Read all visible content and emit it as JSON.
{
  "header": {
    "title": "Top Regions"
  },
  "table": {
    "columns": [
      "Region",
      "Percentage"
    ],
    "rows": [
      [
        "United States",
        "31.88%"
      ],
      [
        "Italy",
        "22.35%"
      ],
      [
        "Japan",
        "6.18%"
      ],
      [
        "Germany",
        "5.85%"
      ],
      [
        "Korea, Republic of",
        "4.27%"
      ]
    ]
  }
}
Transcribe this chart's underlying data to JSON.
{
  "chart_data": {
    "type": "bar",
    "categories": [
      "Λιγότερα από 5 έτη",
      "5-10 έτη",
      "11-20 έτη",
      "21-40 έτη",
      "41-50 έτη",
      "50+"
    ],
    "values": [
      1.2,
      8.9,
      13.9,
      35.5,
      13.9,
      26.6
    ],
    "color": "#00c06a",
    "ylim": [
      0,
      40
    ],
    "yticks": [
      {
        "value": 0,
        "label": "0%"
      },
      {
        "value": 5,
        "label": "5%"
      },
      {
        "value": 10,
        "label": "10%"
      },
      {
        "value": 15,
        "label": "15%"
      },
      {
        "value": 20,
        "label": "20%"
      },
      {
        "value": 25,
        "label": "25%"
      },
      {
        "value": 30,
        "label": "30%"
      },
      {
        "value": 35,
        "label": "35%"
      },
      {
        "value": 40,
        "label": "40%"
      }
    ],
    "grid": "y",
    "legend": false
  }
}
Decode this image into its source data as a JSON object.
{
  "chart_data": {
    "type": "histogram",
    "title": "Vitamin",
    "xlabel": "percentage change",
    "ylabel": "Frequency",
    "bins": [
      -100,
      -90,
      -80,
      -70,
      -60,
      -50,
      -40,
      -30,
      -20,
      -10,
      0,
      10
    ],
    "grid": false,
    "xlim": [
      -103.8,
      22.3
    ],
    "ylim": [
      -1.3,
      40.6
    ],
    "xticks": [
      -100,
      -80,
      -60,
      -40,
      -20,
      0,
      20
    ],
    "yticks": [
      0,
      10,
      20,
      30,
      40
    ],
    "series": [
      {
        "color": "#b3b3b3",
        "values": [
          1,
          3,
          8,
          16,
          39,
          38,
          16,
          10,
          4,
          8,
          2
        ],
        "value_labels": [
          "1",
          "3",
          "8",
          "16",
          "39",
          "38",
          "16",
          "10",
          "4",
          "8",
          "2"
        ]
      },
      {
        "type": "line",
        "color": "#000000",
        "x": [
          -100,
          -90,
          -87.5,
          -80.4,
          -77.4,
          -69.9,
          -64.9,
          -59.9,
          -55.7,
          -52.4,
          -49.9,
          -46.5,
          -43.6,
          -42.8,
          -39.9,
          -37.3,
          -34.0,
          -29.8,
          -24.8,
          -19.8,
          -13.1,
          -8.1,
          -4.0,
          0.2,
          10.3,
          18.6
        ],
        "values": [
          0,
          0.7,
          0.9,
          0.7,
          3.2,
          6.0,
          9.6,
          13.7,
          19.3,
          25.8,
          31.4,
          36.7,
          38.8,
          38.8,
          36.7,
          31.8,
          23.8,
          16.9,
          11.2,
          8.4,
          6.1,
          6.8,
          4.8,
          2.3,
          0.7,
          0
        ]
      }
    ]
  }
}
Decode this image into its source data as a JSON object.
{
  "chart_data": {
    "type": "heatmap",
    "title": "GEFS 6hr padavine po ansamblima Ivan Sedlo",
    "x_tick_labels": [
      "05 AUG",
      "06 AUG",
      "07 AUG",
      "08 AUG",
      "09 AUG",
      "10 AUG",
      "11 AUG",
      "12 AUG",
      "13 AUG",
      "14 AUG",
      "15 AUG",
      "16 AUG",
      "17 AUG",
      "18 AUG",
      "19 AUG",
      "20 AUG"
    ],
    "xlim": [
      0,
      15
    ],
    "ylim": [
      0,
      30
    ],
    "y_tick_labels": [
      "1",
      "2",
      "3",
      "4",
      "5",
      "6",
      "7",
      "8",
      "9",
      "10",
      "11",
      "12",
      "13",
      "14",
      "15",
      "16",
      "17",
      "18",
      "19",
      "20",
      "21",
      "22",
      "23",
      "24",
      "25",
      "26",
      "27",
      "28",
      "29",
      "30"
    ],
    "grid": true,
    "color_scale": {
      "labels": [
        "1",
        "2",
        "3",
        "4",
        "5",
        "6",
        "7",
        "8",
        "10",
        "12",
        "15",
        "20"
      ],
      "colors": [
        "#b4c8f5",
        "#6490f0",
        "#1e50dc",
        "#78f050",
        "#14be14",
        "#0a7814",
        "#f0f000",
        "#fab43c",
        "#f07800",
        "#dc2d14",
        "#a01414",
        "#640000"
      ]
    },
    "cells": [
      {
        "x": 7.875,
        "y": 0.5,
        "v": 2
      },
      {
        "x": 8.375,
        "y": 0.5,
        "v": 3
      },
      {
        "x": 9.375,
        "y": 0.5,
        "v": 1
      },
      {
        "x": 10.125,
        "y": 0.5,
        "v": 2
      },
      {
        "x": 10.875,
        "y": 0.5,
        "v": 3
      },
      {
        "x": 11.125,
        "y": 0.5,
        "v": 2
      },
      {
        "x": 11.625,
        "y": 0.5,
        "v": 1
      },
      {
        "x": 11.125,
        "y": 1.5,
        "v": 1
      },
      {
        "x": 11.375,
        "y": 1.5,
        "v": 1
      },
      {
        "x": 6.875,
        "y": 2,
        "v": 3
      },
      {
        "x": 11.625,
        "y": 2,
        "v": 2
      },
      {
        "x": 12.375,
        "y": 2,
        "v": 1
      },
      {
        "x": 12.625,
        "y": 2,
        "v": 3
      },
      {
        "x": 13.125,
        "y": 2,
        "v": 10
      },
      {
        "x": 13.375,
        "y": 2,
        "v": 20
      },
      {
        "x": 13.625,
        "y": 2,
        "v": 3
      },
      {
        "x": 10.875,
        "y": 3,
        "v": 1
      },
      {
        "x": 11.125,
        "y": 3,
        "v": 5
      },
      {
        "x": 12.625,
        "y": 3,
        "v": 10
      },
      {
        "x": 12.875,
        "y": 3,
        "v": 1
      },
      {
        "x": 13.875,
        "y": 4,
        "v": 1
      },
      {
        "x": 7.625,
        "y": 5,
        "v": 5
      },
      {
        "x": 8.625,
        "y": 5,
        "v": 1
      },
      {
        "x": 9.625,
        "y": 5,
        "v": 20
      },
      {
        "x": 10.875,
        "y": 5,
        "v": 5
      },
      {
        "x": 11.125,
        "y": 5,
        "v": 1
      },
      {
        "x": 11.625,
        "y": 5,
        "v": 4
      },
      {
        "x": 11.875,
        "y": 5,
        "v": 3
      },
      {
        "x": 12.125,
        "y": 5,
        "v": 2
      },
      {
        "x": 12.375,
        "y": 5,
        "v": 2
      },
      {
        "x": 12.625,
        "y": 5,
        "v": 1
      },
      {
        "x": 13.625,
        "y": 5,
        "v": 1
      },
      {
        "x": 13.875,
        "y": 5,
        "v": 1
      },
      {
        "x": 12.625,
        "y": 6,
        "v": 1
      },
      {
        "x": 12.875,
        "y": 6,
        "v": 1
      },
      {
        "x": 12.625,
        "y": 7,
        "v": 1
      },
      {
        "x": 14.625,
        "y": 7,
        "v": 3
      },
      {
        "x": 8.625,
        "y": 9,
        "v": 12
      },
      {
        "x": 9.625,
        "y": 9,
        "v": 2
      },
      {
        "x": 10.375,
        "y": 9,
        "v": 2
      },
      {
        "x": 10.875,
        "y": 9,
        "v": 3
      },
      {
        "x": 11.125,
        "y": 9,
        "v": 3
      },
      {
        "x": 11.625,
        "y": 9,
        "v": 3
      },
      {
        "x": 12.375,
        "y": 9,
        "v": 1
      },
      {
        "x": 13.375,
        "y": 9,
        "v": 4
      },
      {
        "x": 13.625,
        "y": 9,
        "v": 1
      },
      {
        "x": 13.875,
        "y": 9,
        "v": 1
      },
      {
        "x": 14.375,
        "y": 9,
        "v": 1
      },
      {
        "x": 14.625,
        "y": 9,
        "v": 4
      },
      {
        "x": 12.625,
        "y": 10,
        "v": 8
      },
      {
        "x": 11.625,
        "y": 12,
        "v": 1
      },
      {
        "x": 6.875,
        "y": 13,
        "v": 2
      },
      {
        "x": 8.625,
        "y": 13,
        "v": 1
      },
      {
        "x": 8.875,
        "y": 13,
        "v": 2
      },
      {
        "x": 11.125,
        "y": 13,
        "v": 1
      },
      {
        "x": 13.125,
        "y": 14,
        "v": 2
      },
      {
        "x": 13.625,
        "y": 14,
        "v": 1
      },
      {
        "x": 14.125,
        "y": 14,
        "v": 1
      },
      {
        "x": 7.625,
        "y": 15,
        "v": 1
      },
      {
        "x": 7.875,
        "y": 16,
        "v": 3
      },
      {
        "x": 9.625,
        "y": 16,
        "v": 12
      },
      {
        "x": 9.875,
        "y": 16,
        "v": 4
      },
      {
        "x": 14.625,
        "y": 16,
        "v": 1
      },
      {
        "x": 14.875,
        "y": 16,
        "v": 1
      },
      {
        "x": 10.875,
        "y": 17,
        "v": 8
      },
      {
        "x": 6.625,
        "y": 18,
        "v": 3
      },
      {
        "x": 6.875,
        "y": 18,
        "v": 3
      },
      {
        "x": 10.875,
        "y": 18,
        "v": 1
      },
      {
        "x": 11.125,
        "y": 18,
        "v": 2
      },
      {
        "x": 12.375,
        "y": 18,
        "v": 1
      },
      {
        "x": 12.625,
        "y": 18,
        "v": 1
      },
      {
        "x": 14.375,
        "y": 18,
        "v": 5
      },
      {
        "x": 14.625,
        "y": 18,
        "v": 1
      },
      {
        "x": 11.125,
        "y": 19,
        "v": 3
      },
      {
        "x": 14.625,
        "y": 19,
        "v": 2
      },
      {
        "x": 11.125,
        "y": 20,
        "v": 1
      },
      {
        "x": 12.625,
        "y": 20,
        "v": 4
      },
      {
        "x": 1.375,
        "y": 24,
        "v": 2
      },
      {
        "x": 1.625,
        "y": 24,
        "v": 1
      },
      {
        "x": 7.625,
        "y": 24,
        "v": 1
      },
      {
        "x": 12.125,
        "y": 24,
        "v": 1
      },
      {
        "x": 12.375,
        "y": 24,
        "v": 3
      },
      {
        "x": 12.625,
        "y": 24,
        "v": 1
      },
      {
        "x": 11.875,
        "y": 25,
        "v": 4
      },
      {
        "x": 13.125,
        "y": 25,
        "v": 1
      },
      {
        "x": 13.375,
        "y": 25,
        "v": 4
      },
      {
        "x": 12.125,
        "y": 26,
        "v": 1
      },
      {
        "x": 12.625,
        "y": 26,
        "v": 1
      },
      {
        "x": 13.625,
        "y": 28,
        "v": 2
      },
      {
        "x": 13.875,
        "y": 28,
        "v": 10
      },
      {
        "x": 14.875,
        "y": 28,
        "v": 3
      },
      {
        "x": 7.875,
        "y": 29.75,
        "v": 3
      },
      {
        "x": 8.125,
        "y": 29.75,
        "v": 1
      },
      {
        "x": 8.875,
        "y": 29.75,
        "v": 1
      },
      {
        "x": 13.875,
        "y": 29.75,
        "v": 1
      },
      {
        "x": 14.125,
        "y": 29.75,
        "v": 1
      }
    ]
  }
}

-=-=-

Show every line of the listing in which the string "type" can be found.

> **Completed exercise**
    "type": "bar",
    "type": "histogram",
        "type": "line",
    "type": "heatmap",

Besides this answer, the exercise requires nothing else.